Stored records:
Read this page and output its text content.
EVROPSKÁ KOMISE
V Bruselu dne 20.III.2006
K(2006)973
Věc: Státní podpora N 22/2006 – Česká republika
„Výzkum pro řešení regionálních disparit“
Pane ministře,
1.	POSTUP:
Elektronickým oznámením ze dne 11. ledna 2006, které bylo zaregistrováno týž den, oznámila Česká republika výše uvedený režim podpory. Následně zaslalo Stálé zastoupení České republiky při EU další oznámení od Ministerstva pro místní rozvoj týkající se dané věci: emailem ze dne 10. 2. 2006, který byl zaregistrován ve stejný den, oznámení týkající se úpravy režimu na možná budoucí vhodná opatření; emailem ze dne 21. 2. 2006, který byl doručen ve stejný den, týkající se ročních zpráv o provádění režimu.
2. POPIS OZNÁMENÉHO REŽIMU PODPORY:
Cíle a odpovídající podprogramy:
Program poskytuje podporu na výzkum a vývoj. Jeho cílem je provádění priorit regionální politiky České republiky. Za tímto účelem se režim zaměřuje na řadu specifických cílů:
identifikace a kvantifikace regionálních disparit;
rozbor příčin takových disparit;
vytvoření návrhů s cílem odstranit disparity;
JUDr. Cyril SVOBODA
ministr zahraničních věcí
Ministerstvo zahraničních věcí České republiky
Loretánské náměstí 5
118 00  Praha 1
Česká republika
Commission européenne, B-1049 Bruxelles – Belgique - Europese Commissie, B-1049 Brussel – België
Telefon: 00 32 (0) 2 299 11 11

(EXERCISE REQUIREMENTS): Please reproduce each record precisely as written.

(FINISHED TASK):
Read this page and output its text content.
EVROPSKÁ KOMISE
V Bruselu dne 20.III.2006
K(2006)973
Věc: Státní podpora N 22/2006 – Česká republika
„Výzkum pro řešení regionálních disparit“
Pane ministře,
1.	POSTUP:
Elektronickým oznámením ze dne 11. ledna 2006, které bylo zaregistrováno týž den, oznámila Česká republika výše uvedený režim podpory. Následně zaslalo Stálé zastoupení České republiky při EU další oznámení od Ministerstva pro místní rozvoj týkající se dané věci: emailem ze dne 10. 2. 2006, který byl zaregistrován ve stejný den, oznámení týkající se úpravy režimu na možná budoucí vhodná opatření; emailem ze dne 21. 2. 2006, který byl doručen ve stejný den, týkající se ročních zpráv o provádění režimu.
2. POPIS OZNÁMENÉHO REŽIMU PODPORY:
Cíle a odpovídající podprogramy:
Program poskytuje podporu na výzkum a vývoj. Jeho cílem je provádění priorit regionální politiky České republiky. Za tímto účelem se režim zaměřuje na řadu specifických cílů:
identifikace a kvantifikace regionálních disparit;
rozbor příčin takových disparit;
vytvoření návrhů s cílem odstranit disparity;
JUDr. Cyril SVOBODA
ministr zahraničních věcí
Ministerstvo zahraničních věcí České republiky
Loretánské náměstí 5
118 00  Praha 1
Česká republika
Commission européenne, B-1049 Bruxelles – Belgique - Europese Commissie, B-1049 Brussel – België
Telefon: 00 32 (0) 2 299 11 11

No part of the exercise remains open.